— Start —

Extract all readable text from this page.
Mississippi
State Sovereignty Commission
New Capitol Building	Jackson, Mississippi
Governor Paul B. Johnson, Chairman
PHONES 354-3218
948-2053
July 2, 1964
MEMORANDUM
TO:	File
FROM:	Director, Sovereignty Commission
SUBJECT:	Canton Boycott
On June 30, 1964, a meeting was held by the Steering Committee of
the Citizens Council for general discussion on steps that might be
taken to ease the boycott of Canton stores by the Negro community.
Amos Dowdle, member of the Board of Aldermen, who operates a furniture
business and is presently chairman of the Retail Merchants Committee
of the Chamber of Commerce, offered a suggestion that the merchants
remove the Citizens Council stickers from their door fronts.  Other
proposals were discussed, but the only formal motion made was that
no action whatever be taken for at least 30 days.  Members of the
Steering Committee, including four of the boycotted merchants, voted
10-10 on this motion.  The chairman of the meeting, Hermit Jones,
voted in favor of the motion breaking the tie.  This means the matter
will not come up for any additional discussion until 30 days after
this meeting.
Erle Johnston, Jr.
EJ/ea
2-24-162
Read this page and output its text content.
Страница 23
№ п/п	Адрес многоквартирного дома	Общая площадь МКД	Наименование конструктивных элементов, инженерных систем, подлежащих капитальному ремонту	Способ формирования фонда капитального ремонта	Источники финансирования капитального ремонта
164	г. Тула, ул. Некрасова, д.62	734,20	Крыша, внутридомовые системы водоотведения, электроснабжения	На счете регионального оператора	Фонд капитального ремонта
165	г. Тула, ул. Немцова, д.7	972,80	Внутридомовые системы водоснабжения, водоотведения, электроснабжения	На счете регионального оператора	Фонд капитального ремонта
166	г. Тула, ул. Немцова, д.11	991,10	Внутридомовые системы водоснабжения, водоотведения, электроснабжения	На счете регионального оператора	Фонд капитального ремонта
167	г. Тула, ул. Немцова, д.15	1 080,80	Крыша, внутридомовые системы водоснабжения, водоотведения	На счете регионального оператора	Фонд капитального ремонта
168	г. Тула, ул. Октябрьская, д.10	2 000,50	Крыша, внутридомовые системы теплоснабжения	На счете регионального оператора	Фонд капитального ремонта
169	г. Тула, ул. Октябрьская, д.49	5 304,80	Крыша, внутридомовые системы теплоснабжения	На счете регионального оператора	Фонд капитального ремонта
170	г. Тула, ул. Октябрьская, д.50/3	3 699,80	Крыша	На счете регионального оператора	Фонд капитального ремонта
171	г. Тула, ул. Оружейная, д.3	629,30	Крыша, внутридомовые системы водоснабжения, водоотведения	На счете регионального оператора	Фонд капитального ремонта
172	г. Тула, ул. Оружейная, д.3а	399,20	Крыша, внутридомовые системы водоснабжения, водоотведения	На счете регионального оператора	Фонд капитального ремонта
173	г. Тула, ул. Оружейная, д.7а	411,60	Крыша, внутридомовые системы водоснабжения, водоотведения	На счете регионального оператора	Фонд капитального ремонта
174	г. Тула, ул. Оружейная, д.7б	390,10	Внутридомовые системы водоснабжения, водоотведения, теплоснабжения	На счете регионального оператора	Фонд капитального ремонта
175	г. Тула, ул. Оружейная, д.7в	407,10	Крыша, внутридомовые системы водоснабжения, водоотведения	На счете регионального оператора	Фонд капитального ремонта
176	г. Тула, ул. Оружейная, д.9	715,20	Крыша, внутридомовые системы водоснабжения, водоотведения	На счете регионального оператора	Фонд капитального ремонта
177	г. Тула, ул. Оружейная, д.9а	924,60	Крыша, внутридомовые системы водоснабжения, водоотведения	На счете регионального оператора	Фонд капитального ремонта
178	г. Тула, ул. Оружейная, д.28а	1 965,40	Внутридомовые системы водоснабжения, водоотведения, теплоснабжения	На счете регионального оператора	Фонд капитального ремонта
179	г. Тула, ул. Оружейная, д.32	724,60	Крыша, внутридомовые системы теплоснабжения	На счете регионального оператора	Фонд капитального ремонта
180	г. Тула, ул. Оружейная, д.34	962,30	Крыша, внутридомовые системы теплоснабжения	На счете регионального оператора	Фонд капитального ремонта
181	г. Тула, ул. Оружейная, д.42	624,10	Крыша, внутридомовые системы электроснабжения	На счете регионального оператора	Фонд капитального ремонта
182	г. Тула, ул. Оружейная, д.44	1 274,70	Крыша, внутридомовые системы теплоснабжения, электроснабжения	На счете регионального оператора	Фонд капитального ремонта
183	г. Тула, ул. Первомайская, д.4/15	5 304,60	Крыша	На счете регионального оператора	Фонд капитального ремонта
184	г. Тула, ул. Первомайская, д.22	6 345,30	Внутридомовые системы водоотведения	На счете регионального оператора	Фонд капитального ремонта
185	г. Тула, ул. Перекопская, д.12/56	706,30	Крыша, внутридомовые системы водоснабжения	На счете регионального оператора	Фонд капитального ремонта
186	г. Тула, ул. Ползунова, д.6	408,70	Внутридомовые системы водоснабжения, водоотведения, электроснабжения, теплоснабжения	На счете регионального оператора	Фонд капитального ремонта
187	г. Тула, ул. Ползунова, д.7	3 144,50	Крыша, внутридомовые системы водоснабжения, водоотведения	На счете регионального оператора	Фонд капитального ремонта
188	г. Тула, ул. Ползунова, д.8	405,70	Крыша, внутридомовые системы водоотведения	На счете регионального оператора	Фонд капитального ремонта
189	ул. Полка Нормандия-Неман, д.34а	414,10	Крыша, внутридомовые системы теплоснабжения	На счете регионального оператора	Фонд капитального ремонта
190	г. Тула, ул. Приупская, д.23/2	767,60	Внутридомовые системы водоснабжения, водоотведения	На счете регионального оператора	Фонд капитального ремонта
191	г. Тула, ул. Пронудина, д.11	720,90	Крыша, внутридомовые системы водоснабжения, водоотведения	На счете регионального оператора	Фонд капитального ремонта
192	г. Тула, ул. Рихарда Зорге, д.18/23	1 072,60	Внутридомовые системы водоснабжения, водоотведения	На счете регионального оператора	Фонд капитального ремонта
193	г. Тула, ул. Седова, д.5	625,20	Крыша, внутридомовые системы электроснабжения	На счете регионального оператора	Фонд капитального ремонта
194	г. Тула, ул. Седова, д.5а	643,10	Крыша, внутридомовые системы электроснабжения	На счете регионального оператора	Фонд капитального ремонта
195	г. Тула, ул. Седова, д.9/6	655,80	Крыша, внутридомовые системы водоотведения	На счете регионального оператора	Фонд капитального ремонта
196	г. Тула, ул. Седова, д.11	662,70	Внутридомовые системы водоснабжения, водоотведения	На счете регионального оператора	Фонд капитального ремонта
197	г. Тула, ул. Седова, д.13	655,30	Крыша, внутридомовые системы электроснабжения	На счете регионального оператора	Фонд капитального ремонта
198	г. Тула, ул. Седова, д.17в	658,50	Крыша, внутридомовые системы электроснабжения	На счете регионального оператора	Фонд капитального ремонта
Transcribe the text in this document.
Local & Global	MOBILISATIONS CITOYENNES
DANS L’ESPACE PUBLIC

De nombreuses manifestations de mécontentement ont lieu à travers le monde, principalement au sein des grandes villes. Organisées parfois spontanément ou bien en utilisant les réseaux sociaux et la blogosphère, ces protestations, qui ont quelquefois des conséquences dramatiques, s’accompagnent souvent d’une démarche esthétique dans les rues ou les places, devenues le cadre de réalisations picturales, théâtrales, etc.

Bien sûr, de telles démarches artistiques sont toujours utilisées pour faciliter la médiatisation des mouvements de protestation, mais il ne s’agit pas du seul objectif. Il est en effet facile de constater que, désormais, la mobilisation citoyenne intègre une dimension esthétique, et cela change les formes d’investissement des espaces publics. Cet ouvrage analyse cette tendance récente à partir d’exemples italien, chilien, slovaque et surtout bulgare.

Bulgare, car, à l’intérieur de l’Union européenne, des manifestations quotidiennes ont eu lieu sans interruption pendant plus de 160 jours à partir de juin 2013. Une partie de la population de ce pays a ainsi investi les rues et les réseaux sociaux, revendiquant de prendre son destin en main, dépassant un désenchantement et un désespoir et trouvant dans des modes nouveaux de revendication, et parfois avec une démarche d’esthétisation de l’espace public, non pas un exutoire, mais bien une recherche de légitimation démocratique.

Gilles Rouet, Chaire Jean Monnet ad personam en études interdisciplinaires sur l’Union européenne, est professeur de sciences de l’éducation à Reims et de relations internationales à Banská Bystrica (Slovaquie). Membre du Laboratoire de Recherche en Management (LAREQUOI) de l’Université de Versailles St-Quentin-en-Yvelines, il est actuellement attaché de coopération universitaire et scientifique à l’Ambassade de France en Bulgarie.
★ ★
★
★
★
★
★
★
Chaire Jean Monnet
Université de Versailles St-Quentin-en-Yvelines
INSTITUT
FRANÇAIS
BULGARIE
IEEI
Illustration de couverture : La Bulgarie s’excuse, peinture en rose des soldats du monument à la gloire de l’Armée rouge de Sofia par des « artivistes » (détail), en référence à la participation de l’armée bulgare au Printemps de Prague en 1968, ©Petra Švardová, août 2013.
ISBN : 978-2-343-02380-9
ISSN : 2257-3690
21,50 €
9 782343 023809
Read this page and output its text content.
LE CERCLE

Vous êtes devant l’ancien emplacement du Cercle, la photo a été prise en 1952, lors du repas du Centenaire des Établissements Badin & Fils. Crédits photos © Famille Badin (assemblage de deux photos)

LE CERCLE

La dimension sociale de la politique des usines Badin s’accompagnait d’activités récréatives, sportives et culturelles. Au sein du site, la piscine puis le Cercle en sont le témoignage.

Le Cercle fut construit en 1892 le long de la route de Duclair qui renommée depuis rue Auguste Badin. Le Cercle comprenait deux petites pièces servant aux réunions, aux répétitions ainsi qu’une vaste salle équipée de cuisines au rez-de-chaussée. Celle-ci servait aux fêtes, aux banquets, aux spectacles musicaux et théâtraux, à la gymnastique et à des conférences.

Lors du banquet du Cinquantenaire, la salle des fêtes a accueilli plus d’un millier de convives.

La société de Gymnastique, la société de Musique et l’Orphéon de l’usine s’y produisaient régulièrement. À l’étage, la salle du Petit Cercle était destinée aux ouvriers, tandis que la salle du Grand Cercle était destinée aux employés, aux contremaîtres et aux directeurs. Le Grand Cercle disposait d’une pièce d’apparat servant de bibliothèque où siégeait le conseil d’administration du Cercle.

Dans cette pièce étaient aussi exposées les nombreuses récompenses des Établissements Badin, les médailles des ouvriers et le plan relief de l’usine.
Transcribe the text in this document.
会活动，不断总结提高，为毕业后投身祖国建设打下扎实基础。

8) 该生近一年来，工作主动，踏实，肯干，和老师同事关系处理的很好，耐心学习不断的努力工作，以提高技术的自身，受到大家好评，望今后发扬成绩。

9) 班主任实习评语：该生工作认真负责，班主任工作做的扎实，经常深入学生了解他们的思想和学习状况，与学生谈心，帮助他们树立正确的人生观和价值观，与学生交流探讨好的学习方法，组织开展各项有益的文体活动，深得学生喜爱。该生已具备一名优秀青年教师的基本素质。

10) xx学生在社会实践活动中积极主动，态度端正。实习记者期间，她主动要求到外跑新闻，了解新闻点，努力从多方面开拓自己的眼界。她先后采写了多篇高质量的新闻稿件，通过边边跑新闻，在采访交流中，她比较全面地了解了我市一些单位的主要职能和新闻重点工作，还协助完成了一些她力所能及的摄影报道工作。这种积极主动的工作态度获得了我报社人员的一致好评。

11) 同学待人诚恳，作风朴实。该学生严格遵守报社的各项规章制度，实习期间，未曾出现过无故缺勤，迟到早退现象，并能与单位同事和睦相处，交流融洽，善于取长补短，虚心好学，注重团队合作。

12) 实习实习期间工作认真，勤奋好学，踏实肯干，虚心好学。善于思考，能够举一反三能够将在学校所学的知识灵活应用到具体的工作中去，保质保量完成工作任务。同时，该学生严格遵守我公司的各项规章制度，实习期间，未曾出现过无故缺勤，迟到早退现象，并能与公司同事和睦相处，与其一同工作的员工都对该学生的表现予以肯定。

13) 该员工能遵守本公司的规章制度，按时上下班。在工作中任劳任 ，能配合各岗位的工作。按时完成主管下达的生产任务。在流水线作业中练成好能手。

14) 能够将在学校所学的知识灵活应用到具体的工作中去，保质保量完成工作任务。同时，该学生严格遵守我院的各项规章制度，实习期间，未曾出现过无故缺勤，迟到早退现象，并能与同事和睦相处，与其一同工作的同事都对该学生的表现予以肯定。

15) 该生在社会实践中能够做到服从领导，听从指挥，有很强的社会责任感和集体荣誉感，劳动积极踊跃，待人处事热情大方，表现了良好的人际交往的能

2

— End —

Problem to work on:
Copy all lines from the data that hold the word "迟到早退现象".

Task solution:
11) 同学待人诚恳，作风朴实。该学生严格遵守报社的各项规章制度，实习期间，未曾出现过无故缺勤，迟到早退现象，并能与单位同事和睦相处，交流融洽，善于取长补短，虚心好学，注重团队合作。
12) 实习实习期间工作认真，勤奋好学，踏实肯干，虚心好学。善于思考，能够举一反三能够将在学校所学的知识灵活应用到具体的工作中去，保质保量完成工作任务。同时，该学生严格遵守我公司的各项规章制度，实习期间，未曾出现过无故缺勤，迟到早退现象，并能与公司同事和睦相处，与其一同工作的员工都对该学生的表现予以肯定。
14) 能够将在学校所学的知识灵活应用到具体的工作中去，保质保量完成工作任务。同时，该学生严格遵守我院的各项规章制度，实习期间，未曾出现过无故缺勤，迟到早退现象，并能与同事和睦相处，与其一同工作的同事都对该学生的表现予以肯定。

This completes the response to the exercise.